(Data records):
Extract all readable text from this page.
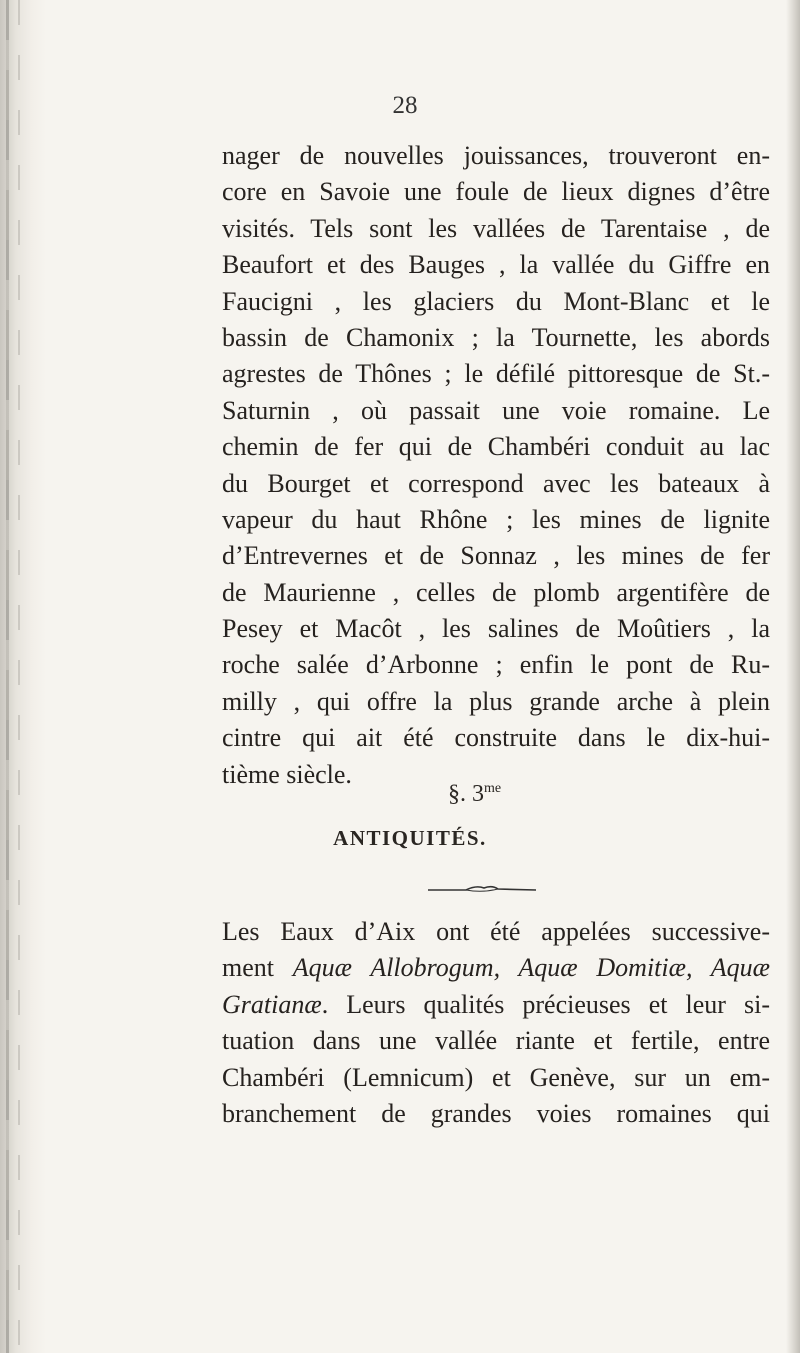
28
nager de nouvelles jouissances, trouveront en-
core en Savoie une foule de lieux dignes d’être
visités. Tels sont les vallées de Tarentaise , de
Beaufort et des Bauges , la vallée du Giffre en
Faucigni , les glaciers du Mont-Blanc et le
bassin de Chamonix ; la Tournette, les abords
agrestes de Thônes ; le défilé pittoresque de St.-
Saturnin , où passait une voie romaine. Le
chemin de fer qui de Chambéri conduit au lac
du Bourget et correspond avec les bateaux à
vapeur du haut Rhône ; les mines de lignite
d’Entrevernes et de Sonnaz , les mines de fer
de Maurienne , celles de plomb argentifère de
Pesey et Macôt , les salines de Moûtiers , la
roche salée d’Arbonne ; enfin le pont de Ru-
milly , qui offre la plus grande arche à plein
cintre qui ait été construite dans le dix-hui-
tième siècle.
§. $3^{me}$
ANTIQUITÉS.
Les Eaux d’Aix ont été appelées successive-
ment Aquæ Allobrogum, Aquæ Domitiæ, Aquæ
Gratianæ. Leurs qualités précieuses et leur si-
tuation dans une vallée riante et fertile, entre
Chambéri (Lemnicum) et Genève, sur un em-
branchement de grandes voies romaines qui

(Instructions for the task): Without the pictures, restate all of the entries above verbatim.

(Answer):
Extract all readable text from this page.
28
nager de nouvelles jouissances, trouveront en-
core en Savoie une foule de lieux dignes d’être
visités. Tels sont les vallées de Tarentaise , de
Beaufort et des Bauges , la vallée du Giffre en
Faucigni , les glaciers du Mont-Blanc et le
bassin de Chamonix ; la Tournette, les abords
agrestes de Thônes ; le défilé pittoresque de St.-
Saturnin , où passait une voie romaine. Le
chemin de fer qui de Chambéri conduit au lac
du Bourget et correspond avec les bateaux à
vapeur du haut Rhône ; les mines de lignite
d’Entrevernes et de Sonnaz , les mines de fer
de Maurienne , celles de plomb argentifère de
Pesey et Macôt , les salines de Moûtiers , la
roche salée d’Arbonne ; enfin le pont de Ru-
milly , qui offre la plus grande arche à plein
cintre qui ait été construite dans le dix-hui-
tième siècle.
§. $3^{me}$
ANTIQUITÉS.
Les Eaux d’Aix ont été appelées successive-
ment Aquæ Allobrogum, Aquæ Domitiæ, Aquæ
Gratianæ. Leurs qualités précieuses et leur si-
tuation dans une vallée riante et fertile, entre
Chambéri (Lemnicum) et Genève, sur un em-
branchement de grandes voies romaines qui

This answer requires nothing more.